[Entries with figure data]
▽

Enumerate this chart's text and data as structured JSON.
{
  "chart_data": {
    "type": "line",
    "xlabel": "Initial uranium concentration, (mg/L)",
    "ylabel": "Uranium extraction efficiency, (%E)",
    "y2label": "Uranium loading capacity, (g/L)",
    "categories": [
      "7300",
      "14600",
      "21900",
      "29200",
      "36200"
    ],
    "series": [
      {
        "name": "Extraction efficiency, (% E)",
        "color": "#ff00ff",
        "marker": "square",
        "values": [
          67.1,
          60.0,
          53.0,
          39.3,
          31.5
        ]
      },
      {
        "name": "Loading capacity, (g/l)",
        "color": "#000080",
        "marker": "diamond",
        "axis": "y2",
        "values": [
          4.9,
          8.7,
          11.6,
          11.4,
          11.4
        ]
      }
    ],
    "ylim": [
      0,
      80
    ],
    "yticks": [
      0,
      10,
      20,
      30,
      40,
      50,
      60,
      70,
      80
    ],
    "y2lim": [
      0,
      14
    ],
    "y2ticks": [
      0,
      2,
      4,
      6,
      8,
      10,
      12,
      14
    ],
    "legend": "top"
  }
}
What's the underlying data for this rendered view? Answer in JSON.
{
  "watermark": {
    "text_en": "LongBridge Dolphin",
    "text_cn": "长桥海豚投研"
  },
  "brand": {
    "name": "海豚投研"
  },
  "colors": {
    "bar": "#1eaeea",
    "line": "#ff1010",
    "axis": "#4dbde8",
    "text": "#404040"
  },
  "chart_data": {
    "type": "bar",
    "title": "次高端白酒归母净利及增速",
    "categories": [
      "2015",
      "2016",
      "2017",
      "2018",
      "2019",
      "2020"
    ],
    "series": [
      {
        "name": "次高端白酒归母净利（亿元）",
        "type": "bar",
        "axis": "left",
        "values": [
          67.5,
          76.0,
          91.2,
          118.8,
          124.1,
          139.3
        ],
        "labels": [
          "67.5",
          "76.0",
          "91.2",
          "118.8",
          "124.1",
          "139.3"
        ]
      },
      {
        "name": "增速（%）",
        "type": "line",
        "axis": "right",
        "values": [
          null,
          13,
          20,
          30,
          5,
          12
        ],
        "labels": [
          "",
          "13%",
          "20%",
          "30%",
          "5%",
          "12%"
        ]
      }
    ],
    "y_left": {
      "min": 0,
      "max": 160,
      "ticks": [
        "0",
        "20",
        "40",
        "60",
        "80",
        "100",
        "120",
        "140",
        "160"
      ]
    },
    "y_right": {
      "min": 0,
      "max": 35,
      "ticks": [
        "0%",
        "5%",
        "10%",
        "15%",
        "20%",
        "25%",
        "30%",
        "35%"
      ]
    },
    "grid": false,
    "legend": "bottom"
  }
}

△

AIM
Return the material exactly as it stands.

REPLY
Enumerate this chart's text and data as structured JSON.
{
  "chart_data": {
    "type": "line",
    "xlabel": "Initial uranium concentration, (mg/L)",
    "ylabel": "Uranium extraction efficiency, (%E)",
    "y2label": "Uranium loading capacity, (g/L)",
    "categories": [
      "7300",
      "14600",
      "21900",
      "29200",
      "36200"
    ],
    "series": [
      {
        "name": "Extraction efficiency, (% E)",
        "color": "#ff00ff",
        "marker": "square",
        "values": [
          67.1,
          60.0,
          53.0,
          39.3,
          31.5
        ]
      },
      {
        "name": "Loading capacity, (g/l)",
        "color": "#000080",
        "marker": "diamond",
        "axis": "y2",
        "values": [
          4.9,
          8.7,
          11.6,
          11.4,
          11.4
        ]
      }
    ],
    "ylim": [
      0,
      80
    ],
    "yticks": [
      0,
      10,
      20,
      30,
      40,
      50,
      60,
      70,
      80
    ],
    "y2lim": [
      0,
      14
    ],
    "y2ticks": [
      0,
      2,
      4,
      6,
      8,
      10,
      12,
      14
    ],
    "legend": "top"
  }
}
What's the underlying data for this rendered view? Answer in JSON.
{
  "watermark": {
    "text_en": "LongBridge Dolphin",
    "text_cn": "长桥海豚投研"
  },
  "brand": {
    "name": "海豚投研"
  },
  "colors": {
    "bar": "#1eaeea",
    "line": "#ff1010",
    "axis": "#4dbde8",
    "text": "#404040"
  },
  "chart_data": {
    "type": "bar",
    "title": "次高端白酒归母净利及增速",
    "categories": [
      "2015",
      "2016",
      "2017",
      "2018",
      "2019",
      "2020"
    ],
    "series": [
      {
        "name": "次高端白酒归母净利（亿元）",
        "type": "bar",
        "axis": "left",
        "values": [
          67.5,
          76.0,
          91.2,
          118.8,
          124.1,
          139.3
        ],
        "labels": [
          "67.5",
          "76.0",
          "91.2",
          "118.8",
          "124.1",
          "139.3"
        ]
      },
      {
        "name": "增速（%）",
        "type": "line",
        "axis": "right",
        "values": [
          null,
          13,
          20,
          30,
          5,
          12
        ],
        "labels": [
          "",
          "13%",
          "20%",
          "30%",
          "5%",
          "12%"
        ]
      }
    ],
    "y_left": {
      "min": 0,
      "max": 160,
      "ticks": [
        "0",
        "20",
        "40",
        "60",
        "80",
        "100",
        "120",
        "140",
        "160"
      ]
    },
    "y_right": {
      "min": 0,
      "max": 35,
      "ticks": [
        "0%",
        "5%",
        "10%",
        "15%",
        "20%",
        "25%",
        "30%",
        "35%"
      ]
    },
    "grid": false,
    "legend": "bottom"
  }
}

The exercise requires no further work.